*** BRANO ESTRATTO ***

Poche settimane dopo, infatti, successe quel che molti altri, nel quartiere, avevano silenziosamente temuto. Alle 16,30 del 23 gennaio del 1996 la strada si aprì proprio al centro del quadrivio di Secondigliano, periferia nord di Napoli, inghiottendo le macchine che transitavano, i passanti e l’ala di un edificio. In quella zona erano in corso da alcuni anni i lavori per una galleria sotterranea. Nella voragine che si aprì morirono due ragazzine che attraversavano la strada, due uomini dentro un furgoncino, un altro in auto, una giovane che studiava nella camera da letto dei genitori e cinque operai che lavoravano in galleria. Undici persone in tutto.
Pochi istanti dopo lo sprofondamento della strada, una scintilla innescò il gas che usciva dai tubi tranciati nel crollo. Si alzarono fiamme altissime che i pompieri spensero solo quattro ore dopo, quando ormai era notte e Secondigliano era diventata una contrada buia e silenziosa, isolata dal resto della città.
Quel pomeriggio di gennaio si chiude, in modo tragico, una storia iniziata diversi anni prima, una storia piena di avvertimenti inascoltati, di paure e di segnali premonitori. È facile rintracciarli sin dall’apertura dei cantieri, se ne può ricostruire la cronologia attraverso la memoria della gente, ma soprattutto nei documenti dei vigili del fuoco, nei carteggi e nelle trattative tra le autorità di controllo e i responsabili dei lavori.

***

CONSEGNA A:
In base al brano sul crollo di Secondigliano, risponda alle seguenti domande:
(i) A che ora e in quale giorno si aprì la strada?
(ii) Quante persone morirono in tutto?
(iii) Dopo quanto tempo i pompieri spensero le fiamme?
Il brano e i record sono del tutto indipendenti l'uno dagli altri.

*** RECORD ARCHIVIATI ***

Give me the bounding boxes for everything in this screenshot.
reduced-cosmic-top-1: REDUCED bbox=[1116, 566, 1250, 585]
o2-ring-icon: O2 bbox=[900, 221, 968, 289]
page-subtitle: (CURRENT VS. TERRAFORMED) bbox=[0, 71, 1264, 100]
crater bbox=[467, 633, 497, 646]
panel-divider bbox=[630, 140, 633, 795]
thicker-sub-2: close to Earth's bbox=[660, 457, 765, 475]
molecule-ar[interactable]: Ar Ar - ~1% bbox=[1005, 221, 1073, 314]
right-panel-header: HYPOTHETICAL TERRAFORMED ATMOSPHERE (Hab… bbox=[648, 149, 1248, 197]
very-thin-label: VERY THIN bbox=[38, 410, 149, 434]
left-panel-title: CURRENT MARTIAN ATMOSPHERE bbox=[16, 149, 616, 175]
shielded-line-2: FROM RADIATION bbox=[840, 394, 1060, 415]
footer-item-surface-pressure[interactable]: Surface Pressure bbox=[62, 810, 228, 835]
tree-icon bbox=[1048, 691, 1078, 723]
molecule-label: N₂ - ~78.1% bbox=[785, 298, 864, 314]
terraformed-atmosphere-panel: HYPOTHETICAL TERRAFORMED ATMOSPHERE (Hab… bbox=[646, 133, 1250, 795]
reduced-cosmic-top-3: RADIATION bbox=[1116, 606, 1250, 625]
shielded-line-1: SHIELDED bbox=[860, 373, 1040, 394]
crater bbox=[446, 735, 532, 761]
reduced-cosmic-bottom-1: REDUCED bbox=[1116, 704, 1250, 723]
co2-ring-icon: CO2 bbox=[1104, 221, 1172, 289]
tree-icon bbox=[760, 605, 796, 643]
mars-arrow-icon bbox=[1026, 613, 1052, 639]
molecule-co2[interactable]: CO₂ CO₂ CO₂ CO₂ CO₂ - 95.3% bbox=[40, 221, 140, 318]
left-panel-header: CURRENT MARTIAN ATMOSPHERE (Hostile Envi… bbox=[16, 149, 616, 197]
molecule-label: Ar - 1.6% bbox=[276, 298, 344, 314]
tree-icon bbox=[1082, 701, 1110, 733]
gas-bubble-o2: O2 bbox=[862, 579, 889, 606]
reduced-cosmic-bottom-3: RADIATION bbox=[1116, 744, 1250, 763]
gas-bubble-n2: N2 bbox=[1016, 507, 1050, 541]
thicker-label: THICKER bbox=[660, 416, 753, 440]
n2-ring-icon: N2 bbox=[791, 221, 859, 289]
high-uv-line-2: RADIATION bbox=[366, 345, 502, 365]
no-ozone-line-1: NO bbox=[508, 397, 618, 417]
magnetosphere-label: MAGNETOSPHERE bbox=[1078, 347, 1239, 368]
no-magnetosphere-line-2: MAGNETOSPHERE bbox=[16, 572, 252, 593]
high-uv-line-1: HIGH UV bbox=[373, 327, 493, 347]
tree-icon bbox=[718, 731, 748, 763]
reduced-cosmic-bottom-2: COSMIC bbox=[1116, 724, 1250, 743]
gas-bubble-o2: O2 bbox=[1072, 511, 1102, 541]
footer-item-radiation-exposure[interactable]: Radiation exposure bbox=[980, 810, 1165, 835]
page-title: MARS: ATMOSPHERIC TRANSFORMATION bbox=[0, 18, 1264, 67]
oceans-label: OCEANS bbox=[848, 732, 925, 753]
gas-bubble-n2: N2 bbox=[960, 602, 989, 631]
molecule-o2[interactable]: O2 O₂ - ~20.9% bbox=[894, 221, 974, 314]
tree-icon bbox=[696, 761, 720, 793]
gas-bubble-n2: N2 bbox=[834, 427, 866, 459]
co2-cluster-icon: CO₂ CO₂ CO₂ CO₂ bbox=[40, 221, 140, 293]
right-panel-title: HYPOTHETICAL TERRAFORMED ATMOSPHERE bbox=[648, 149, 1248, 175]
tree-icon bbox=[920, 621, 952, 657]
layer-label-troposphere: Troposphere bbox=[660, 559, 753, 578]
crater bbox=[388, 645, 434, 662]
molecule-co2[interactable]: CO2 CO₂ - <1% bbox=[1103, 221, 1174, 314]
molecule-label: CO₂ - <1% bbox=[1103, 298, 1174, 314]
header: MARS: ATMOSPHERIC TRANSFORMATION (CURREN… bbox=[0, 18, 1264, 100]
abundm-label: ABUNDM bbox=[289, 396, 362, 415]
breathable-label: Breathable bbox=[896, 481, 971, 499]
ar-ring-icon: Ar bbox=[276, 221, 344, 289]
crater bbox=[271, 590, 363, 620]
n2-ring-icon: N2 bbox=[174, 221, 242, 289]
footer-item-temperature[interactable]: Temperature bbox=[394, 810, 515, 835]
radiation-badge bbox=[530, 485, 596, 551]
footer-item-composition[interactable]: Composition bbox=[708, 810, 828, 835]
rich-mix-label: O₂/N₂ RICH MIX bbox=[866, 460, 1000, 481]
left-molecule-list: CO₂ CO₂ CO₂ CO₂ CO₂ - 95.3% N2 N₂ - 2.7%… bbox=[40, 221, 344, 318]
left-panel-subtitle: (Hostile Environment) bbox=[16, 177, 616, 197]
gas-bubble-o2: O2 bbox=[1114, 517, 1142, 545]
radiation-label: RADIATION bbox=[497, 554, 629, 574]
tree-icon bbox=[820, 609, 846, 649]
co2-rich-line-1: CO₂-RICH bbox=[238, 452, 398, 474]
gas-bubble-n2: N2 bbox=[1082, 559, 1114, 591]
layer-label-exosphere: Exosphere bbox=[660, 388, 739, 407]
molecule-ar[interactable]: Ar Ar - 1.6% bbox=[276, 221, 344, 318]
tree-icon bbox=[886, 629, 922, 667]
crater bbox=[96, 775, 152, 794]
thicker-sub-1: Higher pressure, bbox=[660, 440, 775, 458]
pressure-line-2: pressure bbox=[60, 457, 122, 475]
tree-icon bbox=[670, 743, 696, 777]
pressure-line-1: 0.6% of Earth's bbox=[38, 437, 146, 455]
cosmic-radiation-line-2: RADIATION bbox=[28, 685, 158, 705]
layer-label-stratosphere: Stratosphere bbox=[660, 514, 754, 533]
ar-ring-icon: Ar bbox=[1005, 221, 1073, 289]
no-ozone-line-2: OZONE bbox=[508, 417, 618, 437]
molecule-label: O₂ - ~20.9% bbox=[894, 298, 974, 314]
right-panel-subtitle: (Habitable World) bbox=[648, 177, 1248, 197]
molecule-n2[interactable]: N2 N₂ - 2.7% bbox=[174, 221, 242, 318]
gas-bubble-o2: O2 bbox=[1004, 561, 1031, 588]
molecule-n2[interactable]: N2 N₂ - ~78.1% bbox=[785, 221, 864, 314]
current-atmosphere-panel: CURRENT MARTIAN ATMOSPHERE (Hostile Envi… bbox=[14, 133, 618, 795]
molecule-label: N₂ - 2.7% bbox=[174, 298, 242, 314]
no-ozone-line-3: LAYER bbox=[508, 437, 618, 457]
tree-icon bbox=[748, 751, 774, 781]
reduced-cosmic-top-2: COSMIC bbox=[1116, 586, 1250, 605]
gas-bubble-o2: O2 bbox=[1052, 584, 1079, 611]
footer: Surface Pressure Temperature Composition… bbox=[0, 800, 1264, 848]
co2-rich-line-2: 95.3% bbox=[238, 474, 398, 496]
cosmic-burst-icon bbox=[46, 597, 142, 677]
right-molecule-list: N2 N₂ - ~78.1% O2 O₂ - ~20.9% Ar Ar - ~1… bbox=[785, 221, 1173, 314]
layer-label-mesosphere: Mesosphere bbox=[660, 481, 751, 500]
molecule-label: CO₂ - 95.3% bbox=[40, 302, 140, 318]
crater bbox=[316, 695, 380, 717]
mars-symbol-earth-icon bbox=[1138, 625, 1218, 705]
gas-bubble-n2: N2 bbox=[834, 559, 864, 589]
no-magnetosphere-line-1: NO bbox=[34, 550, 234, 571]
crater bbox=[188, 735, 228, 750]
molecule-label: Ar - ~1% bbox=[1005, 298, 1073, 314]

***

CONSEGNA B: Nei record, dall'inizio fino alla riga che contiene «left-panel-title: CURRENT MARTIAN», questa compresa, rinomini «crater» in «impact-crater» lasciando invariato tutto il resto. Riporti soltanto queste righe.

SOLUZIONE A:
(i) Alle 16,30 del 23 gennaio 1996.
(ii) Undici persone.
(iii) Dopo quattro ore.

SOLUZIONE B:
Give me the bounding boxes for everything in this screenshot.
reduced-cosmic-top-1: REDUCED bbox=[1116, 566, 1250, 585]
o2-ring-icon: O2 bbox=[900, 221, 968, 289]
page-subtitle: (CURRENT VS. TERRAFORMED) bbox=[0, 71, 1264, 100]
impact-crater bbox=[467, 633, 497, 646]
panel-divider bbox=[630, 140, 633, 795]
thicker-sub-2: close to Earth's bbox=[660, 457, 765, 475]
molecule-ar[interactable]: Ar Ar - ~1% bbox=[1005, 221, 1073, 314]
right-panel-header: HYPOTHETICAL TERRAFORMED ATMOSPHERE (Hab… bbox=[648, 149, 1248, 197]
very-thin-label: VERY THIN bbox=[38, 410, 149, 434]
left-panel-title: CURRENT MARTIAN ATMOSPHERE bbox=[16, 149, 616, 175]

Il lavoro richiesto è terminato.